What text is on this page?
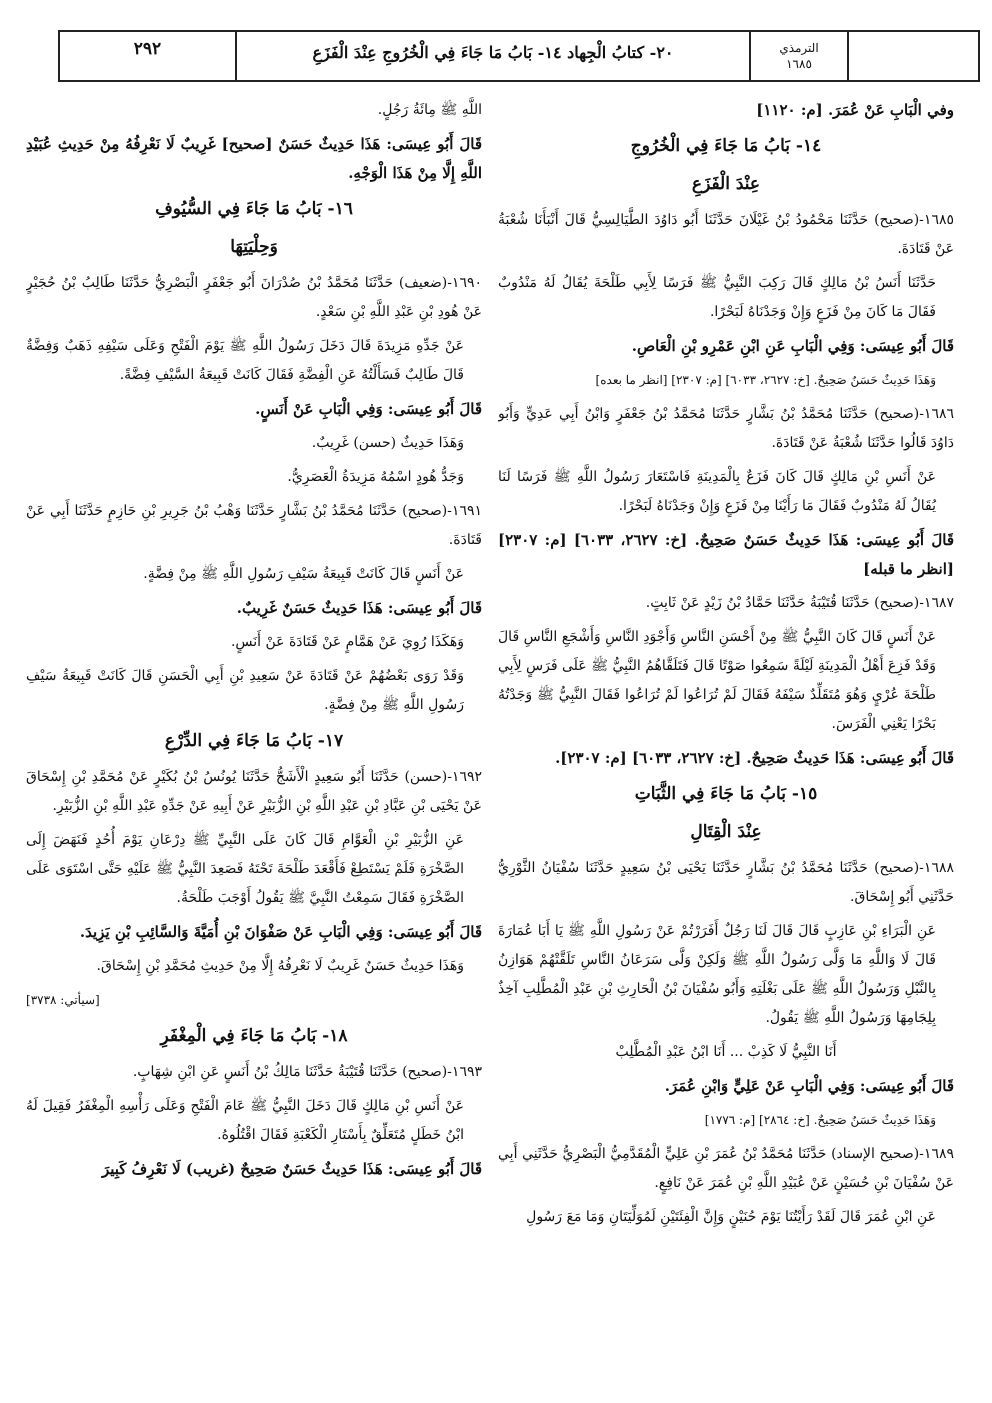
٢٩٢	٢٠- كتابُ الْجِهاد ١٤- بَابُ مَا جَاءَ فِي الْخُرُوجِ عِنْدَ الْفَزَعِ	الترمذي
١٦٨٥

وفي الْبَابِ عَنْ عُمَرَ. [م: ١١٢٠]

١٤- بَابُ مَا جَاءَ فِي الْخُرُوجِ

عِنْدَ الْفَزَعِ

١٦٨٥-(صحيح) حَدَّثَنَا مَحْمُودُ بْنُ غَيْلَانَ حَدَّثَنَا أَبُو دَاوُدَ الطَّيَالِسِيُّ قَالَ أَنْبَأَنَا شُعْبَةُ عَنْ قَتَادَةَ.

حَدَّثَنَا أَنَسُ بْنُ مَالِكٍ قَالَ رَكِبَ النَّبِيُّ ﷺ فَرَسًا لِأَبِي طَلْحَةَ يُقَالُ لَهُ مَنْدُوبٌ فَقَالَ مَا كَانَ مِنْ فَزَعٍ وَإِنْ وَجَدْنَاهُ لَبَحْرًا.

قَالَ أَبُو عِيسَى: وَفِي الْبَابِ عَنِ ابْنِ عَمْرِو بْنِ الْعَاصِ.

وَهَذَا حَدِيثٌ حَسَنٌ صَحِيحٌ. [خ: ٢٦٢٧، ٦٠٣٣] [م: ٢٣٠٧] [انظر ما بعده]

١٦٨٦-(صحيح) حَدَّثَنَا مُحَمَّدُ بْنُ بَشَّارٍ حَدَّثَنَا مُحَمَّدُ بْنُ جَعْفَرٍ وَابْنُ أَبِي عَدِيٍّ وَأَبُو دَاوُدَ قَالُوا حَدَّثَنَا شُعْبَةُ عَنْ قَتَادَةَ.

عَنْ أَنَسِ بْنِ مَالِكٍ قَالَ كَانَ فَزَعٌ بِالْمَدِينَةِ فَاسْتَعَارَ رَسُولُ اللَّهِ ﷺ فَرَسًا لَنَا يُقَالُ لَهُ مَنْدُوبٌ فَقَالَ مَا رَأَيْنَا مِنْ فَزَعٍ وَإِنْ وَجَدْنَاهُ لَبَحْرًا.

قَالَ أَبُو عِيسَى: هَذَا حَدِيثٌ حَسَنٌ صَحِيحٌ. [خ: ٢٦٢٧، ٦٠٣٣] [م: ٢٣٠٧] [انظر ما قبله]

١٦٨٧-(صحيح) حَدَّثَنَا قُتَيْبَةُ حَدَّثَنَا حَمَّادُ بْنُ زَيْدٍ عَنْ ثَابِتٍ.

عَنْ أَنَسٍ قَالَ كَانَ النَّبِيُّ ﷺ مِنْ أَحْسَنِ النَّاسِ وَأَجْوَدِ النَّاسِ وَأَشْجَعِ النَّاسِ قَالَ وَقَدْ فَزِعَ أَهْلُ الْمَدِينَةِ لَيْلَةً سَمِعُوا صَوْتًا قَالَ فَتَلَقَّاهُمُ النَّبِيُّ ﷺ عَلَى فَرَسٍ لِأَبِي طَلْحَةَ عُرْيٍ وَهُوَ مُتَقَلِّدٌ سَيْفَهُ فَقَالَ لَمْ تُرَاعُوا لَمْ تُرَاعُوا فَقَالَ النَّبِيُّ ﷺ وَجَدْتُهُ بَحْرًا يَعْنِي الْفَرَسَ.

قَالَ أَبُو عِيسَى: هَذَا حَدِيثٌ صَحِيحٌ. [خ: ٢٦٢٧، ٦٠٣٣] [م: ٢٣٠٧].

١٥- بَابُ مَا جَاءَ فِي الثَّبَاتِ

عِنْدَ الْقِتَالِ

١٦٨٨-(صحيح) حَدَّثَنَا مُحَمَّدُ بْنُ بَشَّارٍ حَدَّثَنَا يَحْيَى بْنُ سَعِيدٍ حَدَّثَنَا سُفْيَانُ الثَّوْرِيُّ حَدَّثَنِي أَبُو إِسْحَاقَ.

عَنِ الْبَرَاءِ بْنِ عَازِبٍ قَالَ قَالَ لَنَا رَجُلٌ أَفَرَرْتُمْ عَنْ رَسُولِ اللَّهِ ﷺ يَا أَبَا عُمَارَةَ قَالَ لَا وَاللَّهِ مَا وَلَّى رَسُولُ اللَّهِ ﷺ وَلَكِنْ وَلَّى سَرَعَانُ النَّاسِ تَلَقَّتْهُمْ هَوَازِنُ بِالنَّبْلِ وَرَسُولُ اللَّهِ ﷺ عَلَى بَغْلَتِهِ وَأَبُو سُفْيَانَ بْنُ الْحَارِثِ بْنِ عَبْدِ الْمُطَّلِبِ آخِذٌ بِلِجَامِهَا وَرَسُولُ اللَّهِ ﷺ يَقُولُ.

أَنَا النَّبِيُّ لَا كَذِبْ ... أَنَا ابْنُ عَبْدِ الْمُطَّلِبْ

قَالَ أَبُو عِيسَى: وَفِي الْبَابِ عَنْ عَلِيٍّ وَابْنِ عُمَرَ.

وَهَذَا حَدِيثٌ حَسَنٌ صَحِيحٌ. [خ: ٢٨٦٤] [م: ١٧٧٦]

١٦٨٩-(صحيح الإسناد) حَدَّثَنَا مُحَمَّدُ بْنُ عُمَرَ بْنِ عَلِيٍّ الْمُقَدَّمِيُّ الْبَصْرِيُّ حَدَّثَنِي أَبِي عَنْ سُفْيَانَ بْنِ حُسَيْنٍ عَنْ عُبَيْدِ اللَّهِ بْنِ عُمَرَ عَنْ نَافِعٍ.

عَنِ ابْنِ عُمَرَ قَالَ لَقَدْ رَأَيْتُنَا يَوْمَ حُنَيْنٍ وَإِنَّ الْفِئَتَيْنِ لَمُوَلِّيَتَانِ وَمَا مَعَ رَسُولِ

اللَّهِ ﷺ مِائَةُ رَجُلٍ.

قَالَ أَبُو عِيسَى: هَذَا حَدِيثٌ حَسَنٌ [صحيح] غَرِيبٌ لَا نَعْرِفُهُ مِنْ حَدِيثِ عُبَيْدِ اللَّهِ إِلَّا مِنْ هَذَا الْوَجْهِ.

١٦- بَابُ مَا جَاءَ فِي السُّيُوفِ

وَحِلْيَتِهَا

١٦٩٠-(ضعيف) حَدَّثَنَا مُحَمَّدُ بْنُ صُدْرَانَ أَبُو جَعْفَرٍ الْبَصْرِيُّ حَدَّثَنَا طَالِبُ بْنُ حُجَيْرٍ عَنْ هُودِ بْنِ عَبْدِ اللَّهِ بْنِ سَعْدٍ.

عَنْ جَدِّهِ مَزِيدَةَ قَالَ دَخَلَ رَسُولُ اللَّهِ ﷺ يَوْمَ الْفَتْحِ وَعَلَى سَيْفِهِ ذَهَبٌ وَفِضَّةٌ قَالَ طَالِبٌ فَسَأَلْتُهُ عَنِ الْفِضَّةِ فَقَالَ كَانَتْ قَبِيعَةُ السَّيْفِ فِضَّةً.

قَالَ أَبُو عِيسَى: وَفِي الْبَابِ عَنْ أَنَسٍ.

وَهَذَا حَدِيثٌ (حسن) غَرِيبٌ.

وَجَدُّ هُودٍ اسْمُهُ مَزِيدَةُ الْعَصَرِيُّ.

١٦٩١-(صحيح) حَدَّثَنَا مُحَمَّدُ بْنُ بَشَّارٍ حَدَّثَنَا وَهْبُ بْنُ جَرِيرِ بْنِ حَازِمٍ حَدَّثَنَا أَبِي عَنْ قَتَادَةَ.

عَنْ أَنَسٍ قَالَ كَانَتْ قَبِيعَةُ سَيْفِ رَسُولِ اللَّهِ ﷺ مِنْ فِضَّةٍ.

قَالَ أَبُو عِيسَى: هَذَا حَدِيثٌ حَسَنٌ غَرِيبٌ.

وَهَكَذَا رُوِيَ عَنْ هَمَّامٍ عَنْ قَتَادَةَ عَنْ أَنَسٍ.

وَقَدْ رَوَى بَعْضُهُمْ عَنْ قَتَادَةَ عَنْ سَعِيدِ بْنِ أَبِي الْحَسَنِ قَالَ كَانَتْ قَبِيعَةُ سَيْفِ رَسُولِ اللَّهِ ﷺ مِنْ فِضَّةٍ.

١٧- بَابُ مَا جَاءَ فِي الدِّرْعِ

١٦٩٢-(حسن) حَدَّثَنَا أَبُو سَعِيدٍ الْأَشَجُّ حَدَّثَنَا يُونُسُ بْنُ بُكَيْرٍ عَنْ مُحَمَّدِ بْنِ إِسْحَاقَ عَنْ يَحْيَى بْنِ عَبَّادِ بْنِ عَبْدِ اللَّهِ بْنِ الزُّبَيْرِ عَنْ أَبِيهِ عَنْ جَدِّهِ عَبْدِ اللَّهِ بْنِ الزُّبَيْرِ.

عَنِ الزُّبَيْرِ بْنِ الْعَوَّامِ قَالَ كَانَ عَلَى النَّبِيِّ ﷺ دِرْعَانِ يَوْمَ أُحُدٍ فَنَهَضَ إِلَى الصَّخْرَةِ فَلَمْ يَسْتَطِعْ فَأَقْعَدَ طَلْحَةَ تَحْتَهُ فَصَعِدَ النَّبِيُّ ﷺ عَلَيْهِ حَتَّى اسْتَوَى عَلَى الصَّخْرَةِ فَقَالَ سَمِعْتُ النَّبِيَّ ﷺ يَقُولُ أَوْجَبَ طَلْحَةُ.

قَالَ أَبُو عِيسَى: وَفِي الْبَابِ عَنْ صَفْوَانَ بْنِ أُمَيَّةَ وَالسَّائِبِ بْنِ يَزِيدَ.

وَهَذَا حَدِيثٌ حَسَنٌ غَرِيبٌ لَا نَعْرِفُهُ إِلَّا مِنْ حَدِيثِ مُحَمَّدِ بْنِ إِسْحَاقَ.

[سيأتي: ٣٧٣٨]

١٨- بَابُ مَا جَاءَ فِي الْمِغْفَرِ

١٦٩٣-(صحيح) حَدَّثَنَا قُتَيْبَةُ حَدَّثَنَا مَالِكُ بْنُ أَنَسٍ عَنِ ابْنِ شِهَابٍ.

عَنْ أَنَسِ بْنِ مَالِكٍ قَالَ دَخَلَ النَّبِيُّ ﷺ عَامَ الْفَتْحِ وَعَلَى رَأْسِهِ الْمِغْفَرُ فَقِيلَ لَهُ ابْنُ خَطَلٍ مُتَعَلِّقٌ بِأَسْتَارِ الْكَعْبَةِ فَقَالَ اقْتُلُوهُ.

قَالَ أَبُو عِيسَى: هَذَا حَدِيثٌ حَسَنٌ صَحِيحٌ (غريب) لَا نَعْرِفُ كَبِيرَ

Instruction:
Lines that hold "انظر" are the ones to copy; find all of them.

Solution to this problem:
وَهَذَا حَدِيثٌ حَسَنٌ صَحِيحٌ. [خ: ٢٦٢٧، ٦٠٣٣] [م: ٢٣٠٧] [انظر ما بعده]
قَالَ أَبُو عِيسَى: هَذَا حَدِيثٌ حَسَنٌ صَحِيحٌ. [خ: ٢٦٢٧، ٦٠٣٣] [م: ٢٣٠٧] [انظر ما قبله]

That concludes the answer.